==== Material ====
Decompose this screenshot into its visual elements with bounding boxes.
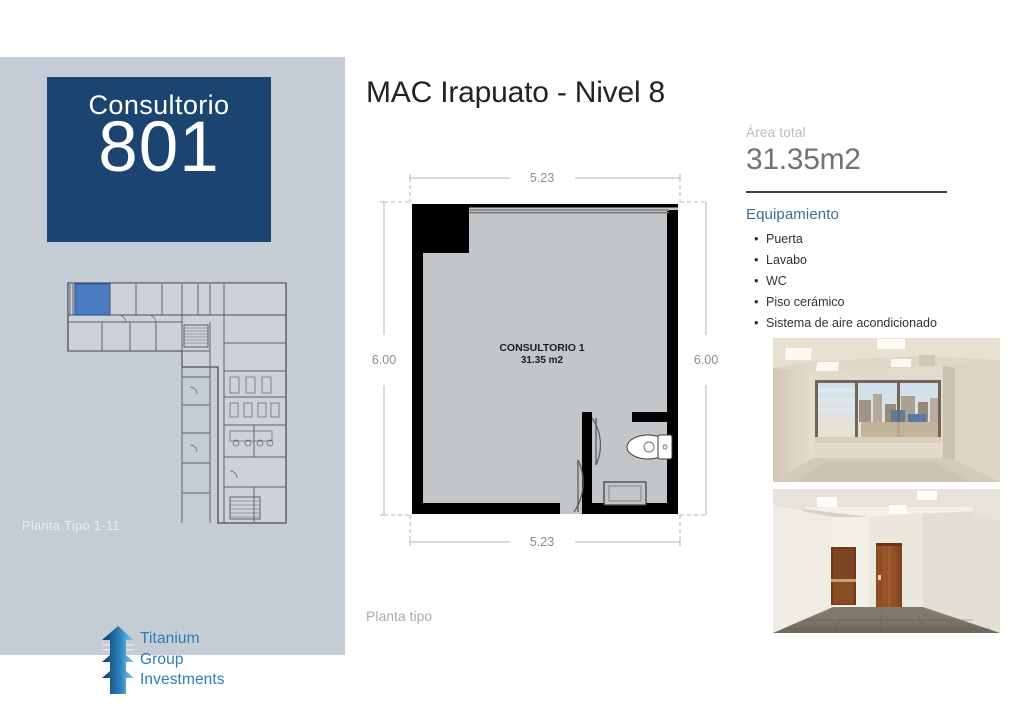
list-item: Sistema de aire acondicionado	[746, 313, 994, 334]
area-total-value: 31.35m2	[746, 142, 994, 179]
interior-door-image	[773, 489, 1000, 633]
dimension-right: 6.00	[694, 353, 718, 367]
badge-number: 801	[98, 115, 219, 180]
list-item: WC	[746, 271, 994, 292]
room-label: CONSULTORIO 1	[499, 342, 585, 354]
titanium-chevron-icon	[100, 624, 136, 696]
wc-fixture	[627, 435, 672, 459]
dimension-bottom: 5.23	[530, 535, 554, 549]
key-plan[interactable]	[58, 275, 303, 530]
area-total-label: Área total	[746, 125, 994, 141]
list-item: Lavabo	[746, 250, 994, 271]
interior-photo-window[interactable]	[773, 338, 1000, 482]
room-area: 31.35 m2	[521, 355, 564, 366]
interior-photo-door[interactable]	[773, 489, 1000, 633]
page-title: MAC Irapuato - Nivel 8	[366, 76, 665, 110]
floor-plan-caption: Planta tipo	[366, 608, 432, 624]
logo-line-3: Investments	[140, 670, 225, 691]
logo-line-1: Titanium	[140, 629, 225, 650]
unit-badge: Consultorio 801	[47, 77, 271, 242]
dimension-left: 6.00	[372, 353, 396, 367]
divider	[746, 191, 947, 193]
left-panel: Consultorio 801	[0, 57, 345, 655]
lavabo-fixture	[604, 482, 646, 505]
brochure-page: Consultorio 801	[0, 0, 1024, 724]
list-item: Puerta	[746, 229, 994, 250]
company-logo: Titanium Group Investments	[100, 624, 225, 696]
key-plan-drawing	[58, 275, 303, 530]
interior-window-image	[773, 338, 1000, 482]
floor-plan-drawing: 5.23 5.23 6.00	[370, 160, 720, 560]
dimension-top: 5.23	[530, 171, 554, 185]
info-panel: Área total 31.35m2 Equipamiento Puerta L…	[746, 125, 994, 334]
equipment-title: Equipamiento	[746, 206, 994, 223]
list-item: Piso cerámico	[746, 292, 994, 313]
floor-plan[interactable]: 5.23 5.23 6.00	[370, 160, 720, 560]
equipment-list: Puerta Lavabo WC Piso cerámico Sistema d…	[746, 229, 994, 334]
logo-line-2: Group	[140, 650, 225, 671]
key-plan-caption: Planta Tipo 1-11	[22, 519, 120, 533]
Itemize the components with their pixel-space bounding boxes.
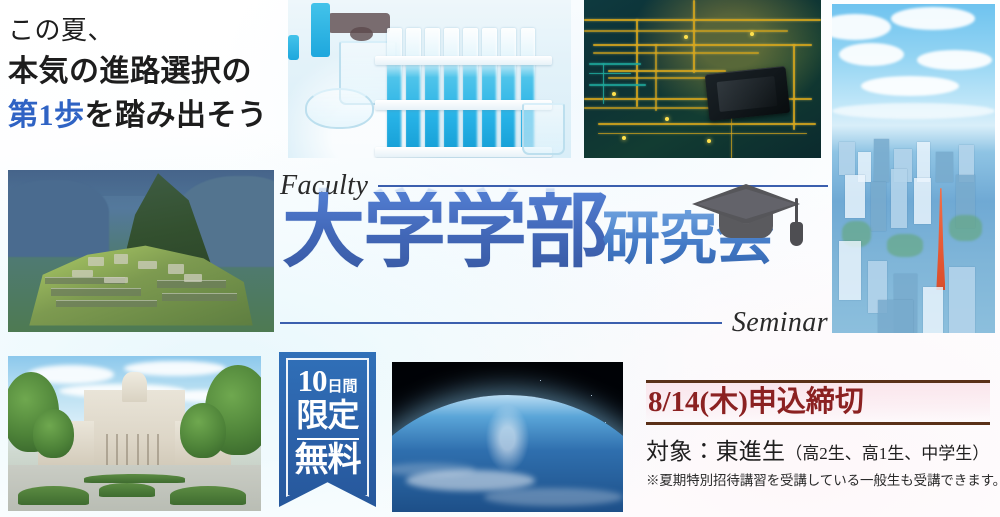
diet-building-main [84,390,185,474]
tokyo-cityscape-photo [832,4,995,333]
national-diet-building-photo [8,356,261,511]
machu-picchu-photo [8,170,274,332]
info-rule-bottom [646,422,990,425]
free-ribbon-badge: 10 日間 限定 無料 [279,352,376,507]
tokyo-tower-landmark [936,188,945,290]
title-main-kanji: 大学学部 [282,192,606,272]
circuit-board-photo [584,0,821,158]
application-deadline: 8/14(木)申込締切 [648,386,990,418]
ribbon-days-unit: 日間 [327,380,357,395]
ribbon-limited-label: 限定 [296,399,358,433]
ribbon-days-number: 10 [297,365,326,396]
title-lockup: Faculty 大学学部 研究会 Seminar [276,166,824,341]
headline-line-2: 本気の進路選択の [8,52,288,92]
earth-from-space-photo [392,362,623,512]
target-audience: 対象：東進生（高2生、高1生、中学生） [646,432,990,466]
eligibility-note: ※夏期特別招待講習を受講している一般生も受講できます。 [646,469,990,489]
seminar-row: Seminar [280,307,828,339]
graduation-cap-icon [692,178,808,260]
title-rule-bottom [280,322,722,324]
title-footer: Seminar [732,307,828,339]
headline-line-1: この夏、 [8,14,288,48]
target-audience-detail: （高2生、高1生、中学生） [785,444,989,463]
ribbon-duration: 10 日間 [297,365,357,396]
ribbon-free-label: 無料 [295,443,361,479]
ribbon-divider [297,438,359,440]
headline-copy: この夏、 本気の進路選択の 第1歩を踏み出そう [8,14,288,136]
circuit-chip [705,65,790,121]
target-audience-main: 対象：東進生 [646,439,785,464]
headline-line-3-rest: を踏み出そう [85,99,268,132]
laboratory-test-tubes-photo [288,0,571,158]
headline-line-3: 第1歩を踏み出そう [8,96,288,136]
headline-accent: 第1歩 [8,99,85,132]
seminar-banner: この夏、 本気の進路選択の 第1歩を踏み出そう Faculty 大学学部 研究会… [0,0,1000,517]
info-block: 8/14(木)申込締切 対象：東進生（高2生、高1生、中学生） ※夏期特別招待講… [646,380,990,489]
info-date-highlight: 8/14(木)申込締切 [646,383,990,422]
ribbon-content: 10 日間 限定 無料 [279,352,376,507]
====
Extract the lines above into your answer without changing them, covering all of them but leaving out the pictures.

Answer to the problem —
Decompose this screenshot into its visual elements with bounding boxes.
list-item: Sistema de aire acondicionado	[746, 313, 994, 334]
area-total-value: 31.35m2	[746, 142, 994, 179]
interior-door-image	[773, 489, 1000, 633]
dimension-right: 6.00	[694, 353, 718, 367]
badge-number: 801	[98, 115, 219, 180]
list-item: WC	[746, 271, 994, 292]
room-label: CONSULTORIO 1	[499, 342, 585, 354]
titanium-chevron-icon	[100, 624, 136, 696]
wc-fixture	[627, 435, 672, 459]
dimension-bottom: 5.23	[530, 535, 554, 549]
key-plan[interactable]	[58, 275, 303, 530]
area-total-label: Área total	[746, 125, 994, 141]
list-item: Lavabo	[746, 250, 994, 271]
interior-photo-window[interactable]	[773, 338, 1000, 482]
room-area: 31.35 m2	[521, 355, 564, 366]
interior-photo-door[interactable]	[773, 489, 1000, 633]
page-title: MAC Irapuato - Nivel 8	[366, 76, 665, 110]
floor-plan-caption: Planta tipo	[366, 608, 432, 624]
logo-line-3: Investments	[140, 670, 225, 691]
logo-line-1: Titanium	[140, 629, 225, 650]
unit-badge: Consultorio 801	[47, 77, 271, 242]
dimension-left: 6.00	[372, 353, 396, 367]
divider	[746, 191, 947, 193]
left-panel: Consultorio 801	[0, 57, 345, 655]
lavabo-fixture	[604, 482, 646, 505]
brochure-page: Consultorio 801	[0, 0, 1024, 724]
list-item: Puerta	[746, 229, 994, 250]
company-logo: Titanium Group Investments	[100, 624, 225, 696]
key-plan-drawing	[58, 275, 303, 530]
interior-window-image	[773, 338, 1000, 482]
floor-plan-drawing: 5.23 5.23 6.00	[370, 160, 720, 560]
dimension-top: 5.23	[530, 171, 554, 185]
info-panel: Área total 31.35m2 Equipamiento Puerta L…	[746, 125, 994, 334]
equipment-title: Equipamiento	[746, 206, 994, 223]
list-item: Piso cerámico	[746, 292, 994, 313]
floor-plan[interactable]: 5.23 5.23 6.00	[370, 160, 720, 560]
equipment-list: Puerta Lavabo WC Piso cerámico Sistema d…	[746, 229, 994, 334]
logo-line-2: Group	[140, 650, 225, 671]
key-plan-caption: Planta Tipo 1-11	[22, 519, 120, 533]
Itemize the components with their pixel-space bounding boxes.
diet-building-main [84,390,185,474]
tokyo-cityscape-photo [832,4,995,333]
national-diet-building-photo [8,356,261,511]
machu-picchu-photo [8,170,274,332]
info-rule-bottom [646,422,990,425]
free-ribbon-badge: 10 日間 限定 無料 [279,352,376,507]
tokyo-tower-landmark [936,188,945,290]
title-main-kanji: 大学学部 [282,192,606,272]
circuit-board-photo [584,0,821,158]
application-deadline: 8/14(木)申込締切 [648,386,990,418]
ribbon-days-unit: 日間 [327,380,357,395]
ribbon-limited-label: 限定 [296,399,358,433]
ribbon-days-number: 10 [297,365,326,396]
title-lockup: Faculty 大学学部 研究会 Seminar [276,166,824,341]
headline-line-2: 本気の進路選択の [8,52,288,92]
earth-from-space-photo [392,362,623,512]
target-audience: 対象：東進生（高2生、高1生、中学生） [646,432,990,466]
eligibility-note: ※夏期特別招待講習を受講している一般生も受講できます。 [646,469,990,489]
seminar-row: Seminar [280,307,828,339]
graduation-cap-icon [692,178,808,260]
title-rule-bottom [280,322,722,324]
title-footer: Seminar [732,307,828,339]
headline-line-1: この夏、 [8,14,288,48]
target-audience-detail: （高2生、高1生、中学生） [785,444,989,463]
ribbon-duration: 10 日間 [297,365,357,396]
ribbon-free-label: 無料 [295,443,361,479]
ribbon-divider [297,438,359,440]
headline-copy: この夏、 本気の進路選択の 第1歩を踏み出そう [8,14,288,136]
circuit-chip [705,65,790,121]
target-audience-main: 対象：東進生 [646,439,785,464]
headline-line-3-rest: を踏み出そう [85,99,268,132]
laboratory-test-tubes-photo [288,0,571,158]
headline-line-3: 第1歩を踏み出そう [8,96,288,136]
headline-accent: 第1歩 [8,99,85,132]
seminar-banner: この夏、 本気の進路選択の 第1歩を踏み出そう Faculty 大学学部 研究会… [0,0,1000,517]
info-block: 8/14(木)申込締切 対象：東進生（高2生、高1生、中学生） ※夏期特別招待講… [646,380,990,489]
info-date-highlight: 8/14(木)申込締切 [646,383,990,422]
ribbon-content: 10 日間 限定 無料 [279,352,376,507]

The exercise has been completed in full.